- _Dataset records on visual material_:
━━━━━━
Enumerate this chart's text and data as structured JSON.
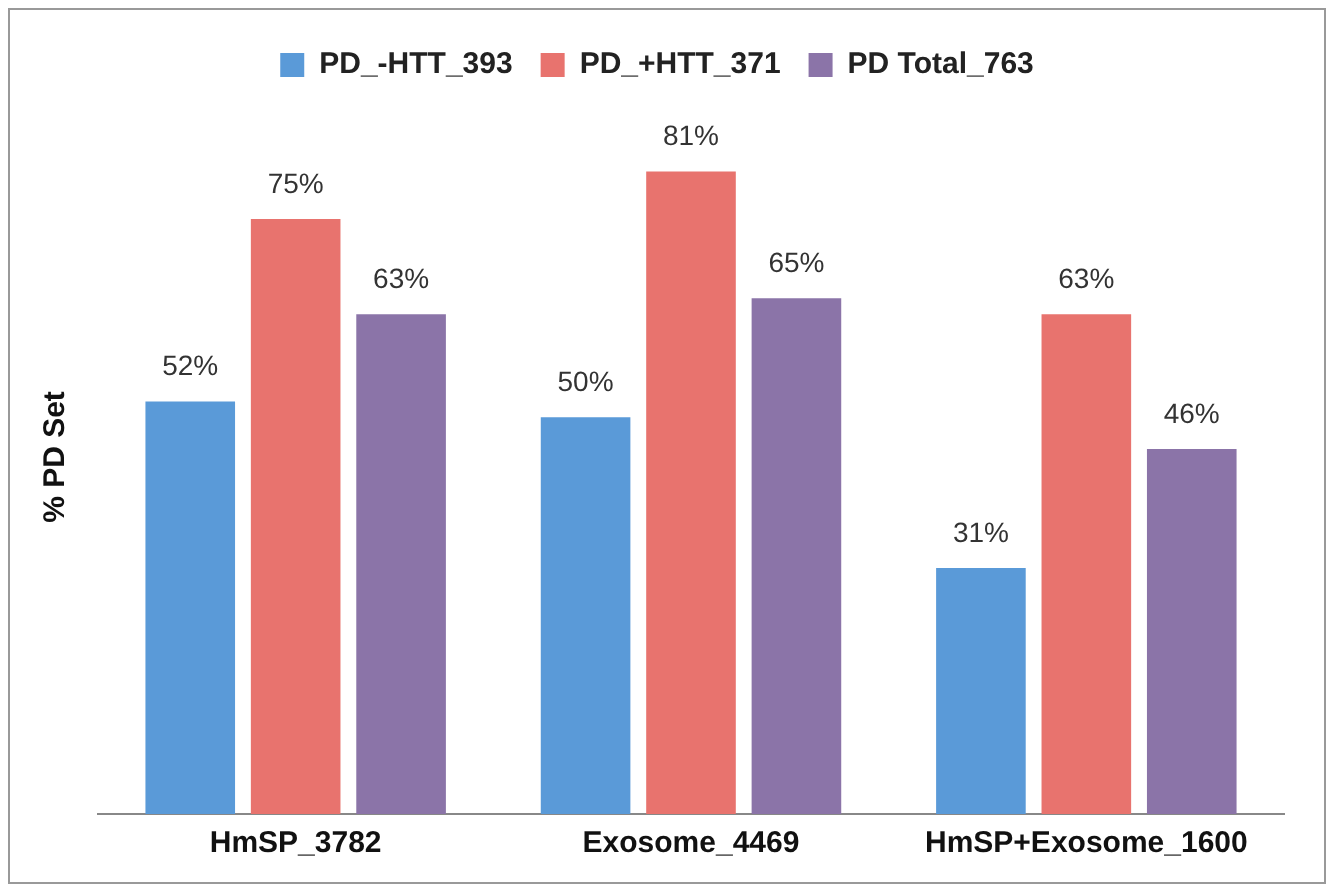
{
  "chart_data": {
    "type": "bar",
    "ylabel": "% PD Set",
    "categories": [
      "HmSP_3782",
      "Exosome_4469",
      "HmSP+Exosome_1600"
    ],
    "series": [
      {
        "name": "PD_-HTT_393",
        "color": "#5a9ad8",
        "values": [
          52,
          50,
          31
        ],
        "value_labels": [
          "52%",
          "50%",
          "31%"
        ]
      },
      {
        "name": "PD_+HTT_371",
        "color": "#e8736e",
        "values": [
          75,
          81,
          63
        ],
        "value_labels": [
          "75%",
          "81%",
          "63%"
        ]
      },
      {
        "name": "PD Total_763",
        "color": "#8b74a8",
        "values": [
          63,
          65,
          46
        ],
        "value_labels": [
          "63%",
          "65%",
          "46%"
        ]
      }
    ],
    "legend": "top",
    "grid": false,
    "tick_labels": "x"
  }
}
━━━━━━
- _SHORT TASK_:
Omit the images and transcribe all of the records above word for word.

- _REPLY_:
Enumerate this chart's text and data as structured JSON.
{
  "chart_data": {
    "type": "bar",
    "ylabel": "% PD Set",
    "categories": [
      "HmSP_3782",
      "Exosome_4469",
      "HmSP+Exosome_1600"
    ],
    "series": [
      {
        "name": "PD_-HTT_393",
        "color": "#5a9ad8",
        "values": [
          52,
          50,
          31
        ],
        "value_labels": [
          "52%",
          "50%",
          "31%"
        ]
      },
      {
        "name": "PD_+HTT_371",
        "color": "#e8736e",
        "values": [
          75,
          81,
          63
        ],
        "value_labels": [
          "75%",
          "81%",
          "63%"
        ]
      },
      {
        "name": "PD Total_763",
        "color": "#8b74a8",
        "values": [
          63,
          65,
          46
        ],
        "value_labels": [
          "63%",
          "65%",
          "46%"
        ]
      }
    ],
    "legend": "top",
    "grid": false,
    "tick_labels": "x"
  }
}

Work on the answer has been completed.